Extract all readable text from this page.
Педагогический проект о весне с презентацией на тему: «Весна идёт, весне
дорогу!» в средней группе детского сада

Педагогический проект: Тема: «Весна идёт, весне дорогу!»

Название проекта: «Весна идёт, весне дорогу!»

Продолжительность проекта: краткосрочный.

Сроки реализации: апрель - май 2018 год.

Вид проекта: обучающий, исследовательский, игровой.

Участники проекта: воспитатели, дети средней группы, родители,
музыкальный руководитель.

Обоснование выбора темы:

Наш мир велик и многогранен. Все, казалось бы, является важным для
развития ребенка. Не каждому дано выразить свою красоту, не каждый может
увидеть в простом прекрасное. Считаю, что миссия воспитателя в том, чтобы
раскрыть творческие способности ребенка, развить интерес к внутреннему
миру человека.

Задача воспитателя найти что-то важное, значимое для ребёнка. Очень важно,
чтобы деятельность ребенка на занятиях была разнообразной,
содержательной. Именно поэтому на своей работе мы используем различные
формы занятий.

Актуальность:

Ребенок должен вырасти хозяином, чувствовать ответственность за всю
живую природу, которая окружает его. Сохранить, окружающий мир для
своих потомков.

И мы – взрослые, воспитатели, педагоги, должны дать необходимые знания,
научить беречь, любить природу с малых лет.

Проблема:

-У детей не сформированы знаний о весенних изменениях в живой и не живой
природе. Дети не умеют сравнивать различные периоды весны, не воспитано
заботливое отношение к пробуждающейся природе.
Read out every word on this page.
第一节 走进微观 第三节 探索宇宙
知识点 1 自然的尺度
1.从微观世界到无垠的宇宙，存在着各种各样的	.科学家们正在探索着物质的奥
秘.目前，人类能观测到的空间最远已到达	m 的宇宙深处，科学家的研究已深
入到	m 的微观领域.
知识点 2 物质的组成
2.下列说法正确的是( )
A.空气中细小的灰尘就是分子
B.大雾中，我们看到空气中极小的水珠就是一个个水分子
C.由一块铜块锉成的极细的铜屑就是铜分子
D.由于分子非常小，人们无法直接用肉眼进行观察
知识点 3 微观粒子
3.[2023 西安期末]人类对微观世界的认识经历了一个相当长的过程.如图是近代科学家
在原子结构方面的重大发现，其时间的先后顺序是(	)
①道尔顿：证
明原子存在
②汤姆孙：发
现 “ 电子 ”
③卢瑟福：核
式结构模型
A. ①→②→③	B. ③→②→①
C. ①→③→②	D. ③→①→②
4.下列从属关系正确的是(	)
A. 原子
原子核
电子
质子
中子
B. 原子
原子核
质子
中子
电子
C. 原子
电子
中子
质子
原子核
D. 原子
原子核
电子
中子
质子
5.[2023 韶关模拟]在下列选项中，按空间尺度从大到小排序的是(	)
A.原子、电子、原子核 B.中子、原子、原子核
------------------------------------------------
> Goal: In the entries above, take the line containing "Read out every word on this page." and each later line through the last, and repeat them exactly. Output nothing else.

> Full response:
Read out every word on this page.
第一节 走进微观 第三节 探索宇宙
知识点 1 自然的尺度
1.从微观世界到无垠的宇宙，存在着各种各样的	.科学家们正在探索着物质的奥
秘.目前，人类能观测到的空间最远已到达	m 的宇宙深处，科学家的研究已深
入到	m 的微观领域.
知识点 2 物质的组成
2.下列说法正确的是( )
A.空气中细小的灰尘就是分子
B.大雾中，我们看到空气中极小的水珠就是一个个水分子
C.由一块铜块锉成的极细的铜屑就是铜分子
D.由于分子非常小，人们无法直接用肉眼进行观察
知识点 3 微观粒子
3.[2023 西安期末]人类对微观世界的认识经历了一个相当长的过程.如图是近代科学家
在原子结构方面的重大发现，其时间的先后顺序是(	)
①道尔顿：证
明原子存在
②汤姆孙：发
现 “ 电子 ”
③卢瑟福：核
式结构模型
A. ①→②→③	B. ③→②→①
C. ①→③→②	D. ③→①→②
4.下列从属关系正确的是(	)
A. 原子
原子核
电子
质子
中子
B. 原子
原子核
质子
中子
电子
C. 原子
电子
中子
质子
原子核
D. 原子
原子核
电子
中子
质子
5.[2023 韶关模拟]在下列选项中，按空间尺度从大到小排序的是(	)
A.原子、电子、原子核 B.中子、原子、原子核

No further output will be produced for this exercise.